=== Exercise aim ===
Omit all pictures and transcribe only the lines in the entries below that run from the line with "Extract the structured" through the line with "Transcribe this image's".

=== Record excerpts ===
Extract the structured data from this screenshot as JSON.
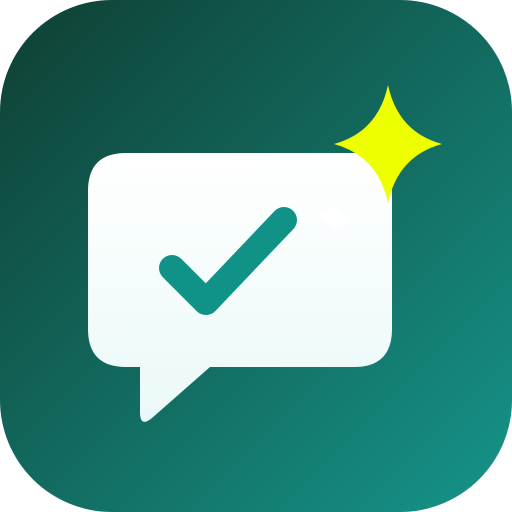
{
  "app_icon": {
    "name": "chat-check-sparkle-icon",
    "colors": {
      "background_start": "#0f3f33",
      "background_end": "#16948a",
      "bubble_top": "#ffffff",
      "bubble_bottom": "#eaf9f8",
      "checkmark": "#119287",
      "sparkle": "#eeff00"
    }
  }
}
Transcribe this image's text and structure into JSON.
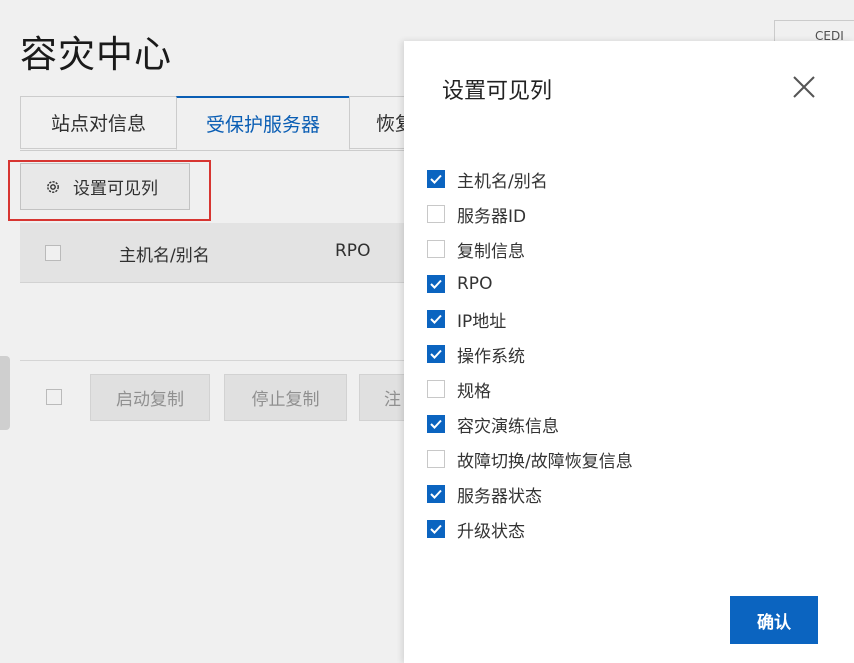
--
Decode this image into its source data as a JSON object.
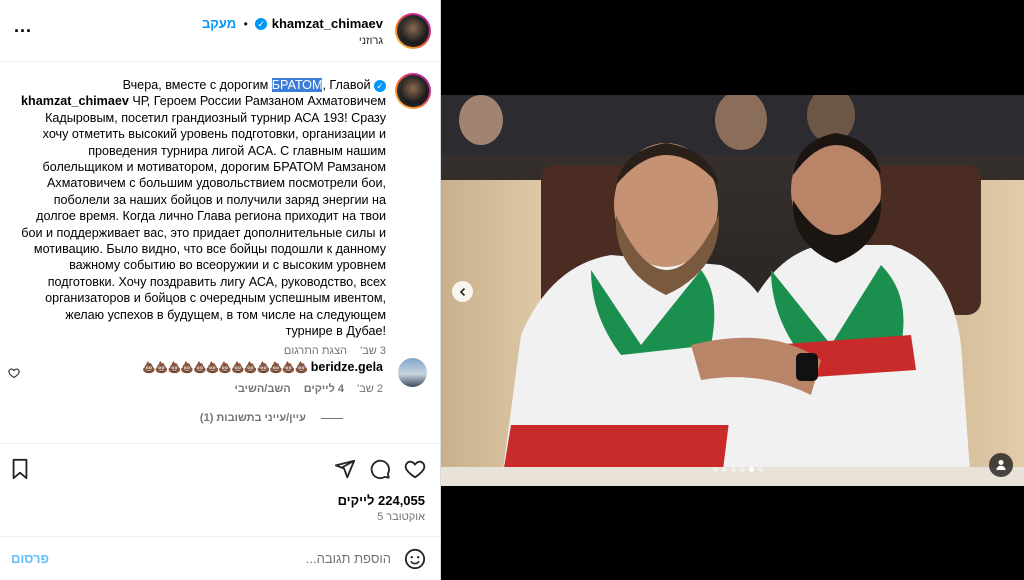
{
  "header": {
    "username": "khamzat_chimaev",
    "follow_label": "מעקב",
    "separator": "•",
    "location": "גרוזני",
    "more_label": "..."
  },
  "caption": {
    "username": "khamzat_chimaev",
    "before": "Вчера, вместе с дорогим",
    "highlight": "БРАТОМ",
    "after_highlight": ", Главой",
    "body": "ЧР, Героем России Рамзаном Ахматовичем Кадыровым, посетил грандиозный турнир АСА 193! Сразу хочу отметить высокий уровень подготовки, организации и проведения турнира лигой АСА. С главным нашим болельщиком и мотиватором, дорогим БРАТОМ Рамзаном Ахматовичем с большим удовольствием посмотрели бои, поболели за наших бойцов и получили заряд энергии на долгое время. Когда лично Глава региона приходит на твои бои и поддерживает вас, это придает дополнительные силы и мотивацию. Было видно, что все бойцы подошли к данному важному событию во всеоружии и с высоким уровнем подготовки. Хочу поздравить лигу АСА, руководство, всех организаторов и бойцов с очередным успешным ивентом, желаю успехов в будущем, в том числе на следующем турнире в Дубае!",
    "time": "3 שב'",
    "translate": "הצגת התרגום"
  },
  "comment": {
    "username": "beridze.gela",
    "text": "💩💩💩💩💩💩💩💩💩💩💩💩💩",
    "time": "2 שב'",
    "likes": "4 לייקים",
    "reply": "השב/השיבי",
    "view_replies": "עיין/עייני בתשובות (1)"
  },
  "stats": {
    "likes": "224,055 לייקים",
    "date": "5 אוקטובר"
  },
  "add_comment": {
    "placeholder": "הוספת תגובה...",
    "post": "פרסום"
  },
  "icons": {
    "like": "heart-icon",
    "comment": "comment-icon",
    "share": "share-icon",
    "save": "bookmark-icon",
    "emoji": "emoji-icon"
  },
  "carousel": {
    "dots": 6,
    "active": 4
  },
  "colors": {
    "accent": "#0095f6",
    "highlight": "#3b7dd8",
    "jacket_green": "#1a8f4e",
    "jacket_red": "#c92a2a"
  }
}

=== Exercise solution ===
Extract the structured data from this screenshot as JSON.
{
  "app_icon": {
    "name": "chat-check-sparkle-icon",
    "colors": {
      "background_start": "#0f3f33",
      "background_end": "#16948a",
      "bubble_top": "#ffffff",
      "bubble_bottom": "#eaf9f8",
      "checkmark": "#119287",
      "sparkle": "#eeff00"
    }
  }
}
Transcribe this image's text and structure into JSON.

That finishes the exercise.